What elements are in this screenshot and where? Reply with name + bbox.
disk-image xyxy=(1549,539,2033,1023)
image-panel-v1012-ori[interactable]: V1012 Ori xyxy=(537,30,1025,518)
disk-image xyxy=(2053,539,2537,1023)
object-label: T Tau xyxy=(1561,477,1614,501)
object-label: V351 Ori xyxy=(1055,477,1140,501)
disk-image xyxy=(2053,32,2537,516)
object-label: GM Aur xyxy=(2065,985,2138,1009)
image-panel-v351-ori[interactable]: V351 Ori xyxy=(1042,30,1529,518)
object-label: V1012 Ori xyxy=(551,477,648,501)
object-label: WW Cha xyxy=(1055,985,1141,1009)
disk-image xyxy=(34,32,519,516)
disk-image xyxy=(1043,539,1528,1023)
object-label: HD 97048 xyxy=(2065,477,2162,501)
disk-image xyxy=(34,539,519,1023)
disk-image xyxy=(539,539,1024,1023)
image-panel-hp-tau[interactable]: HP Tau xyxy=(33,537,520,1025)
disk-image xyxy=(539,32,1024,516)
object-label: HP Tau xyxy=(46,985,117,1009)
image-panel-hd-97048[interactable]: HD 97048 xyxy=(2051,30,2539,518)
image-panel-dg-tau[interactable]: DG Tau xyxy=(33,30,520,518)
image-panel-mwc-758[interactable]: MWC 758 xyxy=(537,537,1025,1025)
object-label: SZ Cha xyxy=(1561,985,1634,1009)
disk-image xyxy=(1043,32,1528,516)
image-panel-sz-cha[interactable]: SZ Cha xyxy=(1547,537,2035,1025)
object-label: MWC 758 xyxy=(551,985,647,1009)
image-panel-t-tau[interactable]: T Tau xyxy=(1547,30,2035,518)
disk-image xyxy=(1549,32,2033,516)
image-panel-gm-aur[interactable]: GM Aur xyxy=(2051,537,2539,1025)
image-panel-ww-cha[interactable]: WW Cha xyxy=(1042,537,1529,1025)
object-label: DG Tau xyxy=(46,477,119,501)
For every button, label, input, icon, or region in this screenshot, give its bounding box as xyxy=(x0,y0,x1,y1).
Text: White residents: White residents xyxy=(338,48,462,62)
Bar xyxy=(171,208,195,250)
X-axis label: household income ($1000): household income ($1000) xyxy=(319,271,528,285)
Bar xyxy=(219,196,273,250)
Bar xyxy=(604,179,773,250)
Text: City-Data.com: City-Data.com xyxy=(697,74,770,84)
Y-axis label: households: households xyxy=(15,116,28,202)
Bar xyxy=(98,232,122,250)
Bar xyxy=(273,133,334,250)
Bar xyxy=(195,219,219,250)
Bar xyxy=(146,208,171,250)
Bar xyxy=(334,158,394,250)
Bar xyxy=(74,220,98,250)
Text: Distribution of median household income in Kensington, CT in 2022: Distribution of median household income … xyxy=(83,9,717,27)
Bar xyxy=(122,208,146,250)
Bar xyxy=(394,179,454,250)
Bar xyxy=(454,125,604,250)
****
**Task objective**
Reproduce all of the records above verbatim, line for line.

**Answer for this exercise**
What elements are in this screenshot and where? Reply with name + bbox.
disk-image xyxy=(1549,539,2033,1023)
image-panel-v1012-ori[interactable]: V1012 Ori xyxy=(537,30,1025,518)
disk-image xyxy=(2053,539,2537,1023)
object-label: T Tau xyxy=(1561,477,1614,501)
object-label: V351 Ori xyxy=(1055,477,1140,501)
disk-image xyxy=(2053,32,2537,516)
object-label: GM Aur xyxy=(2065,985,2138,1009)
image-panel-v351-ori[interactable]: V351 Ori xyxy=(1042,30,1529,518)
object-label: V1012 Ori xyxy=(551,477,648,501)
object-label: WW Cha xyxy=(1055,985,1141,1009)
disk-image xyxy=(34,32,519,516)
disk-image xyxy=(1043,539,1528,1023)
object-label: HD 97048 xyxy=(2065,477,2162,501)
disk-image xyxy=(34,539,519,1023)
disk-image xyxy=(539,539,1024,1023)
image-panel-hp-tau[interactable]: HP Tau xyxy=(33,537,520,1025)
disk-image xyxy=(539,32,1024,516)
object-label: HP Tau xyxy=(46,985,117,1009)
image-panel-hd-97048[interactable]: HD 97048 xyxy=(2051,30,2539,518)
image-panel-dg-tau[interactable]: DG Tau xyxy=(33,30,520,518)
image-panel-mwc-758[interactable]: MWC 758 xyxy=(537,537,1025,1025)
object-label: SZ Cha xyxy=(1561,985,1634,1009)
disk-image xyxy=(1043,32,1528,516)
image-panel-sz-cha[interactable]: SZ Cha xyxy=(1547,537,2035,1025)
object-label: MWC 758 xyxy=(551,985,647,1009)
image-panel-t-tau[interactable]: T Tau xyxy=(1547,30,2035,518)
disk-image xyxy=(1549,32,2033,516)
image-panel-gm-aur[interactable]: GM Aur xyxy=(2051,537,2539,1025)
image-panel-ww-cha[interactable]: WW Cha xyxy=(1042,537,1529,1025)
object-label: DG Tau xyxy=(46,477,119,501)
For every button, label, input, icon, or region in this screenshot, give its bounding box as xyxy=(x0,y0,x1,y1).
Text: White residents: White residents xyxy=(338,48,462,62)
Bar xyxy=(171,208,195,250)
X-axis label: household income ($1000): household income ($1000) xyxy=(319,271,528,285)
Bar xyxy=(219,196,273,250)
Bar xyxy=(604,179,773,250)
Text: City-Data.com: City-Data.com xyxy=(697,74,770,84)
Y-axis label: households: households xyxy=(15,116,28,202)
Bar xyxy=(98,232,122,250)
Bar xyxy=(273,133,334,250)
Bar xyxy=(195,219,219,250)
Bar xyxy=(146,208,171,250)
Bar xyxy=(334,158,394,250)
Bar xyxy=(74,220,98,250)
Text: Distribution of median household income in Kensington, CT in 2022: Distribution of median household income … xyxy=(83,9,717,27)
Bar xyxy=(122,208,146,250)
Bar xyxy=(394,179,454,250)
Bar xyxy=(454,125,604,250)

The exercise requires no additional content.